* _Aim of the task_
Output the full material exactly as it appears here.

== Supplied entries ==

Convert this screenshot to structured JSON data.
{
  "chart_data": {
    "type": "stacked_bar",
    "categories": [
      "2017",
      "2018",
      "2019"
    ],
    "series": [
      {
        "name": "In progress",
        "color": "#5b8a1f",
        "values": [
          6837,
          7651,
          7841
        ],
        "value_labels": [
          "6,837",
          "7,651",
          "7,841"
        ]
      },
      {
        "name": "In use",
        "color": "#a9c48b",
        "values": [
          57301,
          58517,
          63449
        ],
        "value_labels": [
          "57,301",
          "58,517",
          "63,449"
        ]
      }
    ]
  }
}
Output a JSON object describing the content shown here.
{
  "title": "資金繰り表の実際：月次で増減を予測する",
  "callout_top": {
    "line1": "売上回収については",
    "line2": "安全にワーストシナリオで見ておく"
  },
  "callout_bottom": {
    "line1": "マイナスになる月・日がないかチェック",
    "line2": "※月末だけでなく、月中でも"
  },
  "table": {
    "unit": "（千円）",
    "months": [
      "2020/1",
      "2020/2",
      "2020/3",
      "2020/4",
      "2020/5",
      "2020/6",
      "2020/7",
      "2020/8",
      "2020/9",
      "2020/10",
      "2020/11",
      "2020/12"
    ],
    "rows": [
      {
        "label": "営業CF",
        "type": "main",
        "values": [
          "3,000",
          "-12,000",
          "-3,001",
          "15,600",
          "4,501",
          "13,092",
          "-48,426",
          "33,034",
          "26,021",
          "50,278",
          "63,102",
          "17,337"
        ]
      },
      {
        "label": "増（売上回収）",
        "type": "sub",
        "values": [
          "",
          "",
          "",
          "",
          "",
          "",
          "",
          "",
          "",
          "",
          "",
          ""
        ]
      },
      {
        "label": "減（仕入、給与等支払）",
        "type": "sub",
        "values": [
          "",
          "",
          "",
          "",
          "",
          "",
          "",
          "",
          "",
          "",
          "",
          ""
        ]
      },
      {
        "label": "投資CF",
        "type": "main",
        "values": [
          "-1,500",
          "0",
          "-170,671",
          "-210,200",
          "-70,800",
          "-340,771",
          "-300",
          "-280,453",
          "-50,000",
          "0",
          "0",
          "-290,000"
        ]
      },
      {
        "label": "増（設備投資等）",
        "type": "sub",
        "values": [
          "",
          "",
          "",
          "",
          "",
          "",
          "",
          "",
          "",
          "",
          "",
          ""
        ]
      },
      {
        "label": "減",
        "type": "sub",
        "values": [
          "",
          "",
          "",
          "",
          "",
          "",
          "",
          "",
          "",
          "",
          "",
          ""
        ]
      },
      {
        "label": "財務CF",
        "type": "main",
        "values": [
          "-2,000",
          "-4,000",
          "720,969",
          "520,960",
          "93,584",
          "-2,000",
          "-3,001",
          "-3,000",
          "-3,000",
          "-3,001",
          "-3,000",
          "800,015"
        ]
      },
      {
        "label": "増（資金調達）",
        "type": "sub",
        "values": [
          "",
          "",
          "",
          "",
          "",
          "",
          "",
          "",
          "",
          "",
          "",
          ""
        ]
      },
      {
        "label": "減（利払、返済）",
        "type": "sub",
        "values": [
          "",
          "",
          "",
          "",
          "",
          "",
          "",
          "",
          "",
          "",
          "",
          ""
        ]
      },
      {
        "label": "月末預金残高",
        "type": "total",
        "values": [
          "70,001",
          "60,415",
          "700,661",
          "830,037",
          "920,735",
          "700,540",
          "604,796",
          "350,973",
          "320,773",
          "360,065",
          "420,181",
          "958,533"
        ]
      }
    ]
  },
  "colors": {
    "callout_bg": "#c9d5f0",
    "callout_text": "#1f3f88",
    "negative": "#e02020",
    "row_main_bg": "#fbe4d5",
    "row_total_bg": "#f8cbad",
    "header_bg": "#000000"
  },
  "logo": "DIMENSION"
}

===

* _Exercise solution_
Convert this screenshot to structured JSON data.
{
  "chart_data": {
    "type": "stacked_bar",
    "categories": [
      "2017",
      "2018",
      "2019"
    ],
    "series": [
      {
        "name": "In progress",
        "color": "#5b8a1f",
        "values": [
          6837,
          7651,
          7841
        ],
        "value_labels": [
          "6,837",
          "7,651",
          "7,841"
        ]
      },
      {
        "name": "In use",
        "color": "#a9c48b",
        "values": [
          57301,
          58517,
          63449
        ],
        "value_labels": [
          "57,301",
          "58,517",
          "63,449"
        ]
      }
    ]
  }
}
Output a JSON object describing the content shown here.
{
  "title": "資金繰り表の実際：月次で増減を予測する",
  "callout_top": {
    "line1": "売上回収については",
    "line2": "安全にワーストシナリオで見ておく"
  },
  "callout_bottom": {
    "line1": "マイナスになる月・日がないかチェック",
    "line2": "※月末だけでなく、月中でも"
  },
  "table": {
    "unit": "（千円）",
    "months": [
      "2020/1",
      "2020/2",
      "2020/3",
      "2020/4",
      "2020/5",
      "2020/6",
      "2020/7",
      "2020/8",
      "2020/9",
      "2020/10",
      "2020/11",
      "2020/12"
    ],
    "rows": [
      {
        "label": "営業CF",
        "type": "main",
        "values": [
          "3,000",
          "-12,000",
          "-3,001",
          "15,600",
          "4,501",
          "13,092",
          "-48,426",
          "33,034",
          "26,021",
          "50,278",
          "63,102",
          "17,337"
        ]
      },
      {
        "label": "増（売上回収）",
        "type": "sub",
        "values": [
          "",
          "",
          "",
          "",
          "",
          "",
          "",
          "",
          "",
          "",
          "",
          ""
        ]
      },
      {
        "label": "減（仕入、給与等支払）",
        "type": "sub",
        "values": [
          "",
          "",
          "",
          "",
          "",
          "",
          "",
          "",
          "",
          "",
          "",
          ""
        ]
      },
      {
        "label": "投資CF",
        "type": "main",
        "values": [
          "-1,500",
          "0",
          "-170,671",
          "-210,200",
          "-70,800",
          "-340,771",
          "-300",
          "-280,453",
          "-50,000",
          "0",
          "0",
          "-290,000"
        ]
      },
      {
        "label": "増（設備投資等）",
        "type": "sub",
        "values": [
          "",
          "",
          "",
          "",
          "",
          "",
          "",
          "",
          "",
          "",
          "",
          ""
        ]
      },
      {
        "label": "減",
        "type": "sub",
        "values": [
          "",
          "",
          "",
          "",
          "",
          "",
          "",
          "",
          "",
          "",
          "",
          ""
        ]
      },
      {
        "label": "財務CF",
        "type": "main",
        "values": [
          "-2,000",
          "-4,000",
          "720,969",
          "520,960",
          "93,584",
          "-2,000",
          "-3,001",
          "-3,000",
          "-3,000",
          "-3,001",
          "-3,000",
          "800,015"
        ]
      },
      {
        "label": "増（資金調達）",
        "type": "sub",
        "values": [
          "",
          "",
          "",
          "",
          "",
          "",
          "",
          "",
          "",
          "",
          "",
          ""
        ]
      },
      {
        "label": "減（利払、返済）",
        "type": "sub",
        "values": [
          "",
          "",
          "",
          "",
          "",
          "",
          "",
          "",
          "",
          "",
          "",
          ""
        ]
      },
      {
        "label": "月末預金残高",
        "type": "total",
        "values": [
          "70,001",
          "60,415",
          "700,661",
          "830,037",
          "920,735",
          "700,540",
          "604,796",
          "350,973",
          "320,773",
          "360,065",
          "420,181",
          "958,533"
        ]
      }
    ]
  },
  "colors": {
    "callout_bg": "#c9d5f0",
    "callout_text": "#1f3f88",
    "negative": "#e02020",
    "row_main_bg": "#fbe4d5",
    "row_total_bg": "#f8cbad",
    "header_bg": "#000000"
  },
  "logo": "DIMENSION"
}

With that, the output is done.